* _WHAT IS ASKED_: Will you transcribe all the entries word for word, skipping the pictures they hold?

* _Figure content listings_:

·····

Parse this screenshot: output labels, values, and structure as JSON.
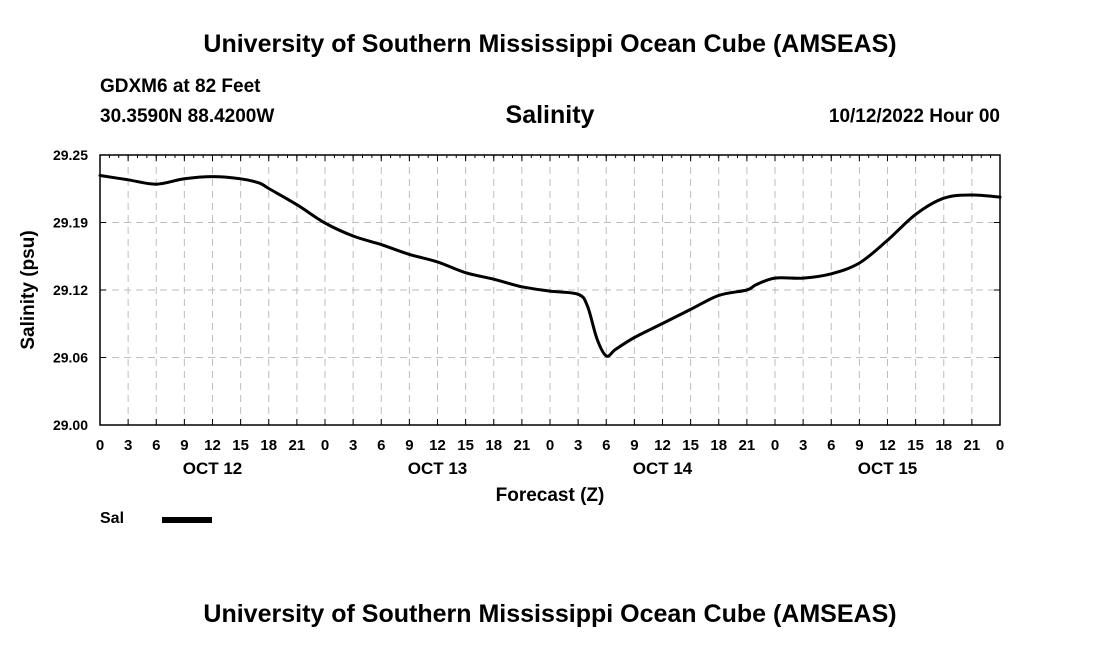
{
  "header": {
    "title": "University of Southern Mississippi Ocean Cube (AMSEAS)",
    "station": "GDXM6 at 82 Feet",
    "coordinates": "30.3590N  88.4200W",
    "chart_title": "Salinity",
    "datetime": "10/12/2022 Hour 00"
  },
  "footer": {
    "title": "University of Southern Mississippi Ocean Cube (AMSEAS)"
  },
  "legend": {
    "label": "Sal",
    "color": "#000000"
  },
  "chart_data": {
    "type": "line",
    "title": "Salinity",
    "xlabel": "Forecast (Z)",
    "ylabel": "Salinity (psu)",
    "ylim": [
      29.0,
      29.25
    ],
    "xlim": [
      0,
      96
    ],
    "yticks": [
      "29.00",
      "29.06",
      "29.12",
      "29.19",
      "29.25"
    ],
    "ytick_values": [
      29.0,
      29.0625,
      29.125,
      29.1875,
      29.25
    ],
    "xtick_labels": [
      "0",
      "3",
      "6",
      "9",
      "12",
      "15",
      "18",
      "21",
      "0",
      "3",
      "6",
      "9",
      "12",
      "15",
      "18",
      "21",
      "0",
      "3",
      "6",
      "9",
      "12",
      "15",
      "18",
      "21",
      "0",
      "3",
      "6",
      "9",
      "12",
      "15",
      "18",
      "21",
      "0"
    ],
    "day_labels": [
      {
        "label": "OCT 12",
        "hour": 12
      },
      {
        "label": "OCT 13",
        "hour": 36
      },
      {
        "label": "OCT 14",
        "hour": 60
      },
      {
        "label": "OCT 15",
        "hour": 84
      }
    ],
    "grid": true,
    "series": [
      {
        "name": "Sal",
        "color": "#000000",
        "x": [
          0,
          3,
          6,
          9,
          12,
          15,
          17,
          18,
          21,
          24,
          27,
          30,
          33,
          36,
          39,
          42,
          45,
          48,
          51,
          52,
          53,
          54,
          55,
          57,
          60,
          63,
          66,
          69,
          70,
          72,
          75,
          78,
          81,
          84,
          87,
          90,
          93,
          96
        ],
        "values": [
          29.231,
          29.227,
          29.223,
          29.228,
          29.23,
          29.228,
          29.224,
          29.219,
          29.204,
          29.187,
          29.175,
          29.167,
          29.158,
          29.151,
          29.141,
          29.135,
          29.128,
          29.124,
          29.121,
          29.11,
          29.08,
          29.064,
          29.07,
          29.081,
          29.094,
          29.107,
          29.12,
          29.125,
          29.13,
          29.136,
          29.136,
          29.14,
          29.15,
          29.171,
          29.195,
          29.21,
          29.213,
          29.211
        ]
      }
    ]
  }
}
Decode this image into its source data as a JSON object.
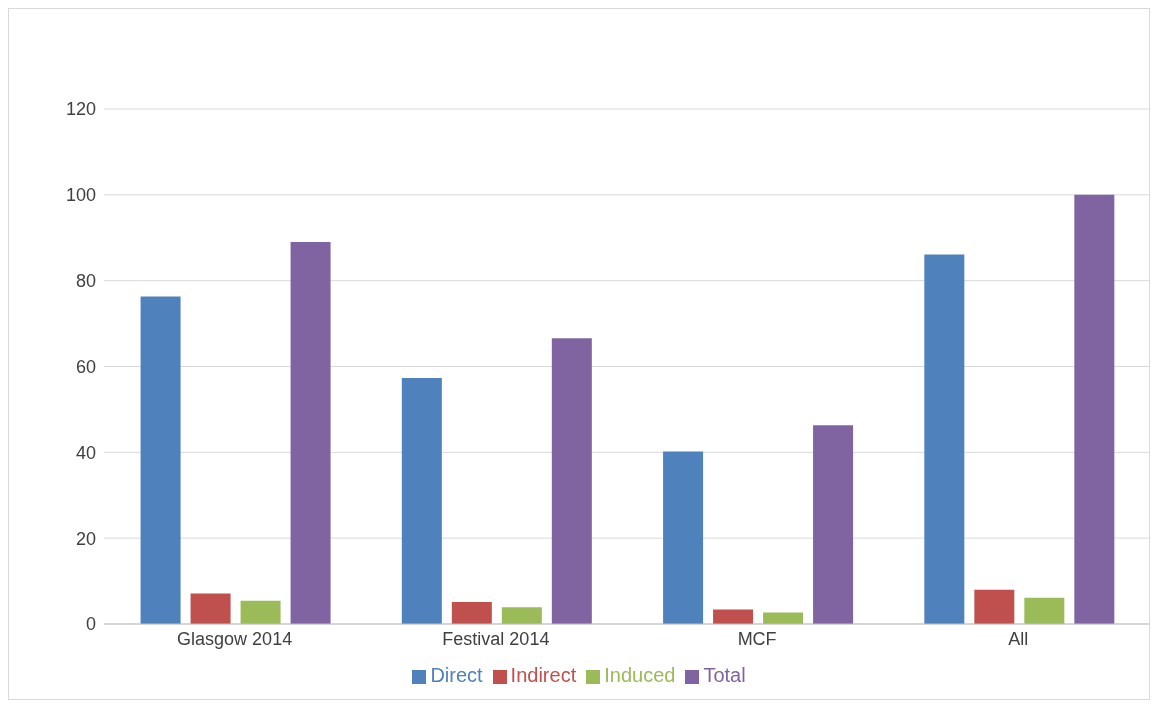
{
  "chart_data": {
    "type": "bar",
    "categories": [
      "Glasgow 2014",
      "Festival 2014",
      "MCF",
      "All"
    ],
    "series": [
      {
        "name": "Direct",
        "color": "#4f81bd",
        "values": [
          76.3,
          57.3,
          40.2,
          86.1
        ]
      },
      {
        "name": "Indirect",
        "color": "#c0504d",
        "values": [
          7.1,
          5.1,
          3.4,
          8.0
        ]
      },
      {
        "name": "Induced",
        "color": "#9bbb59",
        "values": [
          5.4,
          3.9,
          2.7,
          6.1
        ]
      },
      {
        "name": "Total",
        "color": "#8064a2",
        "values": [
          89.0,
          66.6,
          46.3,
          100
        ]
      }
    ],
    "ylim": [
      0,
      120
    ],
    "yticks": [
      0,
      20,
      40,
      60,
      80,
      100,
      120
    ],
    "grid": "y",
    "legend": "bottom"
  }
}
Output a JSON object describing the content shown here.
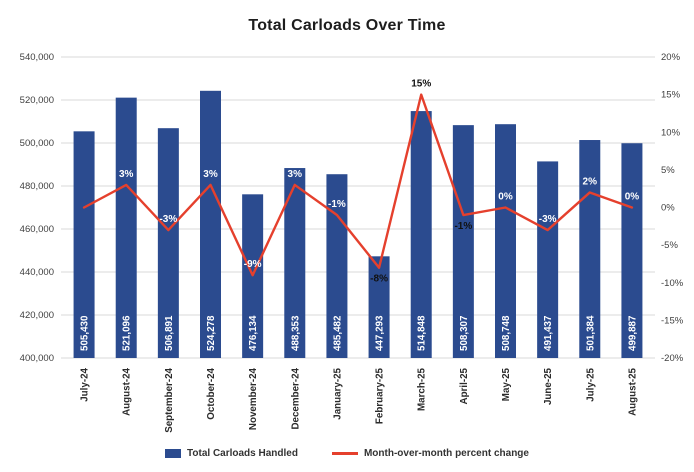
{
  "chart_data": {
    "type": "combo",
    "title": "Total Carloads Over Time",
    "categories": [
      "July-24",
      "August-24",
      "September-24",
      "October-24",
      "November-24",
      "December-24",
      "January-25",
      "February-25",
      "March-25",
      "April-25",
      "May-25",
      "June-25",
      "July-25",
      "August-25"
    ],
    "series": [
      {
        "name": "Total Carloads Handled",
        "type": "bar",
        "axis": "left",
        "color": "#2b4b8f",
        "values": [
          505430,
          521096,
          506891,
          524278,
          476134,
          488353,
          485482,
          447293,
          514848,
          508307,
          508748,
          491437,
          501384,
          499887
        ],
        "labels": [
          "505,430",
          "521,096",
          "506,891",
          "524,278",
          "476,134",
          "488,353",
          "485,482",
          "447,293",
          "514,848",
          "508,307",
          "508,748",
          "491,437",
          "501,384",
          "499,887"
        ]
      },
      {
        "name": "Month-over-month percent change",
        "type": "line",
        "axis": "right",
        "color": "#e5402d",
        "values": [
          0,
          3,
          -3,
          3,
          -9,
          3,
          -1,
          -8,
          15,
          -1,
          0,
          -3,
          2,
          0
        ],
        "labels": [
          null,
          "3%",
          "-3%",
          "3%",
          "-9%",
          "3%",
          "-1%",
          "-8%",
          "15%",
          "-1%",
          "0%",
          "-3%",
          "2%",
          "0%"
        ],
        "label_pos": [
          null,
          "above",
          "above",
          "above",
          "above",
          "above",
          "above",
          "below",
          "above",
          "below",
          "above",
          "above",
          "above",
          "above"
        ],
        "label_colors": [
          null,
          "#ffffff",
          "#ffffff",
          "#ffffff",
          "#ffffff",
          "#ffffff",
          "#ffffff",
          "#111111",
          "#111111",
          "#111111",
          "#ffffff",
          "#ffffff",
          "#ffffff",
          "#ffffff"
        ]
      }
    ],
    "left_axis": {
      "min": 400000,
      "max": 540000,
      "step": 20000,
      "tick_labels": [
        "540,000",
        "520,000",
        "500,000",
        "480,000",
        "460,000",
        "440,000",
        "420,000",
        "400,000"
      ]
    },
    "right_axis": {
      "min": -20,
      "max": 20,
      "step": 5,
      "tick_labels": [
        "20%",
        "15%",
        "10%",
        "5%",
        "0%",
        "-5%",
        "-10%",
        "-15%",
        "-20%"
      ]
    },
    "grid": true,
    "legend_position": "bottom",
    "colors": {
      "grid": "#d9d9d9",
      "tick_text": "#404040"
    }
  }
}
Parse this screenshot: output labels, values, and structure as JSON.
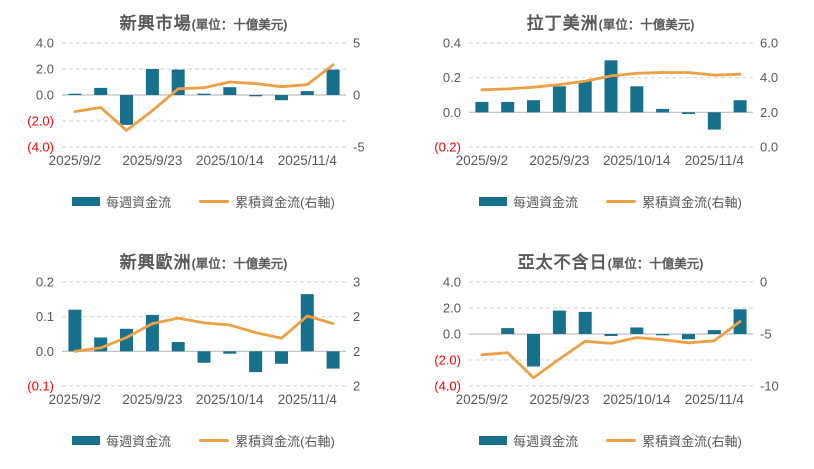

·····

* _SOLUTION_:
Parse this screenshot: output labels, values, and structure as JSON.
{
  "header": {
    "title": "University of Southern Mississippi Ocean Cube (AMSEAS)",
    "station": "GDXM6 at 82 Feet",
    "coordinates": "30.3590N  88.4200W",
    "chart_title": "Salinity",
    "datetime": "10/12/2022 Hour 00"
  },
  "footer": {
    "title": "University of Southern Mississippi Ocean Cube (AMSEAS)"
  },
  "legend": {
    "label": "Sal",
    "color": "#000000"
  },
  "chart_data": {
    "type": "line",
    "title": "Salinity",
    "xlabel": "Forecast (Z)",
    "ylabel": "Salinity (psu)",
    "ylim": [
      29.0,
      29.25
    ],
    "xlim": [
      0,
      96
    ],
    "yticks": [
      "29.00",
      "29.06",
      "29.12",
      "29.19",
      "29.25"
    ],
    "ytick_values": [
      29.0,
      29.0625,
      29.125,
      29.1875,
      29.25
    ],
    "xtick_labels": [
      "0",
      "3",
      "6",
      "9",
      "12",
      "15",
      "18",
      "21",
      "0",
      "3",
      "6",
      "9",
      "12",
      "15",
      "18",
      "21",
      "0",
      "3",
      "6",
      "9",
      "12",
      "15",
      "18",
      "21",
      "0",
      "3",
      "6",
      "9",
      "12",
      "15",
      "18",
      "21",
      "0"
    ],
    "day_labels": [
      {
        "label": "OCT 12",
        "hour": 12
      },
      {
        "label": "OCT 13",
        "hour": 36
      },
      {
        "label": "OCT 14",
        "hour": 60
      },
      {
        "label": "OCT 15",
        "hour": 84
      }
    ],
    "grid": true,
    "series": [
      {
        "name": "Sal",
        "color": "#000000",
        "x": [
          0,
          3,
          6,
          9,
          12,
          15,
          17,
          18,
          21,
          24,
          27,
          30,
          33,
          36,
          39,
          42,
          45,
          48,
          51,
          52,
          53,
          54,
          55,
          57,
          60,
          63,
          66,
          69,
          70,
          72,
          75,
          78,
          81,
          84,
          87,
          90,
          93,
          96
        ],
        "values": [
          29.231,
          29.227,
          29.223,
          29.228,
          29.23,
          29.228,
          29.224,
          29.219,
          29.204,
          29.187,
          29.175,
          29.167,
          29.158,
          29.151,
          29.141,
          29.135,
          29.128,
          29.124,
          29.121,
          29.11,
          29.08,
          29.064,
          29.07,
          29.081,
          29.094,
          29.107,
          29.12,
          29.125,
          29.13,
          29.136,
          29.136,
          29.14,
          29.15,
          29.171,
          29.195,
          29.21,
          29.213,
          29.211
        ]
      }
    ]
  }
}
Decode this image into its source data as a JSON object.
{
  "chart_data": {
    "type": "bar",
    "categories": [
      "Glasgow 2014",
      "Festival 2014",
      "MCF",
      "All"
    ],
    "series": [
      {
        "name": "Direct",
        "color": "#4f81bd",
        "values": [
          76.3,
          57.3,
          40.2,
          86.1
        ]
      },
      {
        "name": "Indirect",
        "color": "#c0504d",
        "values": [
          7.1,
          5.1,
          3.4,
          8.0
        ]
      },
      {
        "name": "Induced",
        "color": "#9bbb59",
        "values": [
          5.4,
          3.9,
          2.7,
          6.1
        ]
      },
      {
        "name": "Total",
        "color": "#8064a2",
        "values": [
          89.0,
          66.6,
          46.3,
          100
        ]
      }
    ],
    "ylim": [
      0,
      120
    ],
    "yticks": [
      0,
      20,
      40,
      60,
      80,
      100,
      120
    ],
    "grid": "y",
    "legend": "bottom"
  }
}
Output a JSON object describing the content shown here.
{
  "chart_data": {
    "type": "combo",
    "title": "Total Carloads Over Time",
    "categories": [
      "July-24",
      "August-24",
      "September-24",
      "October-24",
      "November-24",
      "December-24",
      "January-25",
      "February-25",
      "March-25",
      "April-25",
      "May-25",
      "June-25",
      "July-25",
      "August-25"
    ],
    "series": [
      {
        "name": "Total Carloads Handled",
        "type": "bar",
        "axis": "left",
        "color": "#2b4b8f",
        "values": [
          505430,
          521096,
          506891,
          524278,
          476134,
          488353,
          485482,
          447293,
          514848,
          508307,
          508748,
          491437,
          501384,
          499887
        ],
        "labels": [
          "505,430",
          "521,096",
          "506,891",
          "524,278",
          "476,134",
          "488,353",
          "485,482",
          "447,293",
          "514,848",
          "508,307",
          "508,748",
          "491,437",
          "501,384",
          "499,887"
        ]
      },
      {
        "name": "Month-over-month percent change",
        "type": "line",
        "axis": "right",
        "color": "#e5402d",
        "values": [
          0,
          3,
          -3,
          3,
          -9,
          3,
          -1,
          -8,
          15,
          -1,
          0,
          -3,
          2,
          0
        ],
        "labels": [
          null,
          "3%",
          "-3%",
          "3%",
          "-9%",
          "3%",
          "-1%",
          "-8%",
          "15%",
          "-1%",
          "0%",
          "-3%",
          "2%",
          "0%"
        ],
        "label_pos": [
          null,
          "above",
          "above",
          "above",
          "above",
          "above",
          "above",
          "below",
          "above",
          "below",
          "above",
          "above",
          "above",
          "above"
        ],
        "label_colors": [
          null,
          "#ffffff",
          "#ffffff",
          "#ffffff",
          "#ffffff",
          "#ffffff",
          "#ffffff",
          "#111111",
          "#111111",
          "#111111",
          "#ffffff",
          "#ffffff",
          "#ffffff",
          "#ffffff"
        ]
      }
    ],
    "left_axis": {
      "min": 400000,
      "max": 540000,
      "step": 20000,
      "tick_labels": [
        "540,000",
        "520,000",
        "500,000",
        "480,000",
        "460,000",
        "440,000",
        "420,000",
        "400,000"
      ]
    },
    "right_axis": {
      "min": -20,
      "max": 20,
      "step": 5,
      "tick_labels": [
        "20%",
        "15%",
        "10%",
        "5%",
        "0%",
        "-5%",
        "-10%",
        "-15%",
        "-20%"
      ]
    },
    "grid": true,
    "legend_position": "bottom",
    "colors": {
      "grid": "#d9d9d9",
      "tick_text": "#404040"
    }
  }
}
Parse this screenshot: output labels, values, and structure as JSON.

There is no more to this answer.